## Provided text
┌──

JavaScript dependency injection like Autofac in .Net

How to use

You have an interface (base/abstract class) and its implementation (derived class)

user-repository.js

export class UserRepository {
  constructor() {
    if (new.target === UserRepository) {
        throw new TypeError('Cannot construct UserRepository instance directly');
    }
  }
  list() {
    throw new Error("Not implemented");
  }
  getById(userId) {
    throw new Error("Not implemented");
  }
}

fake-user-repository.js

import { UserRepository } from './user-repository';

export class FakeUserRepository extends UserRepository {
  constructor() {
    super();
    this.users = [
      {
        id: 1,
        name: 'user-1'
      },
      {
        id: 2,
        name: 'user-2'
      },
    ];
  }
  list() {
    return this.users;
  }
  getById(userId) {
    return this.users.find(user => user.id === userId);
  }
}

There is simple logger. logger.js

export class Logger {
  debug(message) {
    throw new Error("Not implemented");
  }
}

console-logger.js

import { Logger} from './logger';

export class ConsoleLogger extends Logger {
  constructor(prefix) {
    super();
    this.prefix = prefix;
  }
  debug(message) {
    console.log(`${this.prefix}: ${message}`);
  }
}

You have the repository consumer. To allow DI container inject dependencies in your consumer class you should specify __dependencies static property. That property should contain constructor array in the order of your constructor.

└──

## Entries supplied
┌──

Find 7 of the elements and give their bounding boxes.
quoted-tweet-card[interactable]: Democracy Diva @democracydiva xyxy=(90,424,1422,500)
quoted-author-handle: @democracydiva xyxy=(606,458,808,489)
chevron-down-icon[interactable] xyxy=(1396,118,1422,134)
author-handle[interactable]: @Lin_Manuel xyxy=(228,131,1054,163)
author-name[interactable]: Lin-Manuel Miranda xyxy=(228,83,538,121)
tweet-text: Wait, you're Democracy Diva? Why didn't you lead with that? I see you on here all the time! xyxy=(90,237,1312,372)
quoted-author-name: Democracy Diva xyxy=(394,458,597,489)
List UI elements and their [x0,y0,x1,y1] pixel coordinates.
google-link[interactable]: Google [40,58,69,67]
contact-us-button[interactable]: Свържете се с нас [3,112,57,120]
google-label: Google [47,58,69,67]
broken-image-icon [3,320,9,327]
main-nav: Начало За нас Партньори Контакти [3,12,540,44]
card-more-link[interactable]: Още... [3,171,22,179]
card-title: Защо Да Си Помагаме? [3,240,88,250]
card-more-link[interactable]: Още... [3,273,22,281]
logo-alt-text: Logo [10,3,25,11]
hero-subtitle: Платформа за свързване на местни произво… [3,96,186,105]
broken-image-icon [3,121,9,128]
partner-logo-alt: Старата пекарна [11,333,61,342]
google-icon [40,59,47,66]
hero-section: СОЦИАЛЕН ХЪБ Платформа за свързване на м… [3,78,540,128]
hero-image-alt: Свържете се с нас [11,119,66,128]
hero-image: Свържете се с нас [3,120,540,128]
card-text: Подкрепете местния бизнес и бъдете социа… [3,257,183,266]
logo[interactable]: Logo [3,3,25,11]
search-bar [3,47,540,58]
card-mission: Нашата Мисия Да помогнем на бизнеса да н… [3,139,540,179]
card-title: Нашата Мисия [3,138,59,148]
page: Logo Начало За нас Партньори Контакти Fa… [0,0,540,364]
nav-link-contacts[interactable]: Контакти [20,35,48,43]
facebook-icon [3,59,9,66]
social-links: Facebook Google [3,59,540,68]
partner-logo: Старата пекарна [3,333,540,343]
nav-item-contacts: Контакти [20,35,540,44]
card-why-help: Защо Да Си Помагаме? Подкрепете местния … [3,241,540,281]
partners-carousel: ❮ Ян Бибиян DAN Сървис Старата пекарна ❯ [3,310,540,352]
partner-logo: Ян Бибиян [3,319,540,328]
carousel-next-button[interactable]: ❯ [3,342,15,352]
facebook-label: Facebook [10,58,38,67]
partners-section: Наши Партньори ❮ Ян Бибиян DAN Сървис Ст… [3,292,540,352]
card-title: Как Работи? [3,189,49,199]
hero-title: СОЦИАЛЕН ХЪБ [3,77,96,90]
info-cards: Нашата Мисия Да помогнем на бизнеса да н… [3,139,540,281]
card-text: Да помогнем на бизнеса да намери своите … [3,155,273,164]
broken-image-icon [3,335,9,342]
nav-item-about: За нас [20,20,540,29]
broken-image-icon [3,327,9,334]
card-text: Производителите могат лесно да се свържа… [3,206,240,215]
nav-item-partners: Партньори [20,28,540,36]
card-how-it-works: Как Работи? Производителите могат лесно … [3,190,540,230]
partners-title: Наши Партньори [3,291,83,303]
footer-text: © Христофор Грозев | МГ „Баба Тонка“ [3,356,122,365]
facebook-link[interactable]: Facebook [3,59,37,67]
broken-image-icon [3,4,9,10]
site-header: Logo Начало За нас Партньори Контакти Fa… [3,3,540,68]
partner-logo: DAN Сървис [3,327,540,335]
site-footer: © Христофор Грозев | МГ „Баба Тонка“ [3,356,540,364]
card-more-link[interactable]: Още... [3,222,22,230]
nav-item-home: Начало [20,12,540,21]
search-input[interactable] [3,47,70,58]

└──

## Questions to answer
a – Name every JavaScript file that the dependency injection guide lists.
b – In the dependency injection guide, change the passage from "You have the" to "of your constructor." so that "DI container" becomes "injection container".
c – Continue the dependency injection guide from its last sentence.

## Answers given
a –
user-repository.js
fake-user-repository.js
logger.js
console-logger.js

b –
You have the repository consumer. To allow injection container inject dependencies in your consumer class you should specify __dependencies static property. That property should contain constructor array in the order of your constructor.

c –
user-service.js

import { dependencies } from 'cheap-di';
import { Logger } from './logger';
import { UserRepository } from './user-repository';

export class UserService {
  static [dependencies] = [ UserRepository, Logger ];
  
  constructor(userRepository, logger) {
    this.userRepository = userRepository;
    this.logger = logger;
  }
  
  list() {
    this.logger.debug('Access to users list');
    return this.userRepository.list();
  }
  
  get(userId) {
    return this.userRepository.getById(userId);
  }
}

Dependency registration

some-config.js

import { container } from 'cheap-di';

import { ConsoleLogger} from './console-logger';
import { FakeUserRepository } from './fake-user-repository';
import { Logger} from './logger';
import { UserRepository } from './user-repository';

container.registerType(ConsoleLogger).as(Logger).with('most valuable message prefix');
container.registerType(FakeUserRepository).as(UserRepository);

To get instance of your service with injected parameters you should call resolve method.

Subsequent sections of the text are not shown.